- _SUPPLIED RECORDS_:
::::::

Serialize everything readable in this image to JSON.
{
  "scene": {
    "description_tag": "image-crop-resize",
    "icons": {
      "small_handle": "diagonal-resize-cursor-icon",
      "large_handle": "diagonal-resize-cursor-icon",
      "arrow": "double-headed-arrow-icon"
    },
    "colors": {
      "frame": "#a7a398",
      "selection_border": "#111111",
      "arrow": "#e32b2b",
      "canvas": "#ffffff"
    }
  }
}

::::::

Repeat all the records. Match each line exactly.

Serialize everything readable in this image to JSON.
{
  "scene": {
    "description_tag": "image-crop-resize",
    "icons": {
      "small_handle": "diagonal-resize-cursor-icon",
      "large_handle": "diagonal-resize-cursor-icon",
      "arrow": "double-headed-arrow-icon"
    },
    "colors": {
      "frame": "#a7a398",
      "selection_border": "#111111",
      "arrow": "#e32b2b",
      "canvas": "#ffffff"
    }
  }
}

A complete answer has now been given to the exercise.